* WHAT IS BEING ASKED:
Lines containing the word "update" should be extracted in full.

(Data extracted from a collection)

========================================

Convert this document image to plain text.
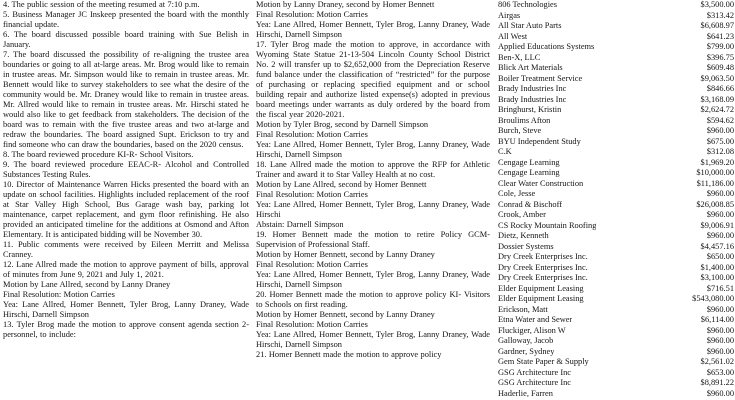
4. The public session of the meeting resumed at 7:10 p.m.

5. Business Manager JC Inskeep presented the board with the monthly financial update.

6. The board discussed possible board training with Sue Belish in January.

7. The board discussed the possibility of re-aligning the trustee area boundaries or going to all at-large areas. Mr. Brog would like to remain in trustee areas. Mr. Simpson would like to remain in trustee areas. Mr. Bennett would like to survey stakeholders to see what the desire of the community would be. Mr. Draney would like to remain in trustee areas. Mr. Allred would like to remain in trustee areas. Mr. Hirschi stated he would also like to get feedback from stakeholders. The decision of the board was to remain with the five trustee areas and two at-large and redraw the boundaries. The board assigned Supt. Erickson to try and find someone who can draw the boundaries, based on the 2020 census.

8. The board reviewed procedure KI-R- School Visitors.

9. The board reviewed procedure EEAC-R- Alcohol and Controlled Substances Testing Rules.

10. Director of Maintenance Warren Hicks presented the board with an update on school facilities. Highlights included replacement of the roof at Star Valley High School, Bus Garage wash bay, parking lot maintenance, carpet replacement, and gym floor refinishing. He also provided an anticipated timeline for the additions at Osmond and Afton Elementary. It is anticipated bidding will be November 30.

11. Public comments were received by Eileen Merritt and Melissa Cranney.

12. Lane Allred made the motion to approve payment of bills, approval of minutes from June 9, 2021 and July 1, 2021.

Motion by Lane Allred, second by Lanny Draney

Final Resolution: Motion Carries

Yea: Lane Allred, Homer Bennett, Tyler Brog, Lanny Draney, Wade Hirschi, Darnell Simpson

13. Tyler Brog made the motion to approve consent agenda section 2- personnel, to include:

Motion by Lanny Draney, second by Homer Bennett

Final Resolution: Motion Carries

Yea: Lane Allred, Homer Bennett, Tyler Brog, Lanny Draney, Wade Hirschi, Darnell Simpson

17. Tyler Brog made the motion to approve, in accordance with Wyoming State Statue 21-13-504 Lincoln County School District No. 2 will transfer up to $2,652,000 from the Depreciation Reserve fund balance under the classification of “restricted” for the purpose of purchasing or replacing specified equipment and or school building repair and authorize listed expense(s) adopted in previous board meetings under warrants as duly ordered by the board from the fiscal year 2020-2021.

Motion by Tyler Brog, second by Darnell Simpson

Final Resolution: Motion Carries

Yea: Lane Allred, Homer Bennett, Tyler Brog, Lanny Draney, Wade Hirschi, Darnell Simpson

18. Lane Allred made the motion to approve the RFP for Athletic Trainer and award it to Star Valley Health at no cost.

Motion by Lane Allred, second by Homer Bennett

Final Resolution: Motion Carries

Yea: Lane Allred, Homer Bennett, Tyler Brog, Lanny Draney, Wade Hirschi

Abstain: Darnell Simpson

19. Homer Bennett made the motion to retire Policy GCM- Supervision of Professional Staff.

Motion by Homer Bennett, second by Lanny Draney

Final Resolution: Motion Carries

Yea: Lane Allred, Homer Bennett, Tyler Brog, Lanny Draney, Wade Hirschi, Darnell Simpson

20. Homer Bennett made the motion to approve policy KI- Visitors to Schools on first reading.

Motion by Homer Bennett, second by Lanny Draney

Final Resolution: Motion Carries

Yea: Lane Allred, Homer Bennett, Tyler Brog, Lanny Draney, Wade Hirschi, Darnell Simpson

21. Homer Bennett made the motion to approve policy

806 Technologies	$3,500.00
Airgas	$313.42
All Star Auto Parts	$6,608.97
All West	$641.23
Applied Educations Systems	$799.00
Ben-X, LLC	$396.75
Blick Art Materials	$609.48
Boiler Treatment Service	$9,063.50
Brady Industries Inc	$846.66
Brady Industries Inc	$3,168.09
Bringhurst, Kristin	$2,624.72
Broulims Afton	$594.62
Burch, Steve	$960.00
BYU Independent Study	$675.00
C.K	$312.08
Cengage Learning	$1,969.20
Cengage Learning	$10,000.00
Clear Water Construction	$11,186.00
Cole, Jesse	$960.00
Conrad & Bischoff	$26,008.85
Crook, Amber	$960.00
CS Rocky Mountain Roofing	$9,006.91
Dietz, Kenneth	$960.00
Dossier Systems	$4,457.16
Dry Creek Enterprises Inc.	$650.00
Dry Creek Enterprises Inc.	$1,400.00
Dry Creek Enterprises Inc.	$3,100.00
Elder Equipment Leasing	$716.51
Elder Equipment Leasing	$543,080.00
Erickson, Matt	$960.00
Etna Water and Sewer	$6,114.00
Fluckiger, Alison W	$960.00
Galloway, Jacob	$960.00
Gardner, Sydney	$960.00
Gem State Paper & Supply	$2,561.02
GSG Architecture Inc	$653.00
GSG Architecture Inc	$8,891.22
Haderlie, Farren	$960.00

========================================

* THE RESPONSE:
5. Business Manager JC Inskeep presented the board with the monthly financial update.
10. Director of Maintenance Warren Hicks presented the board with an update on school facilities. Highlights included replacement of the roof at Star Valley High School, Bus Garage wash bay, parking lot maintenance, carpet replacement, and gym floor refinishing. He also provided an anticipated timeline for the additions at Osmond and Afton Elementary. It is anticipated bidding will be November 30.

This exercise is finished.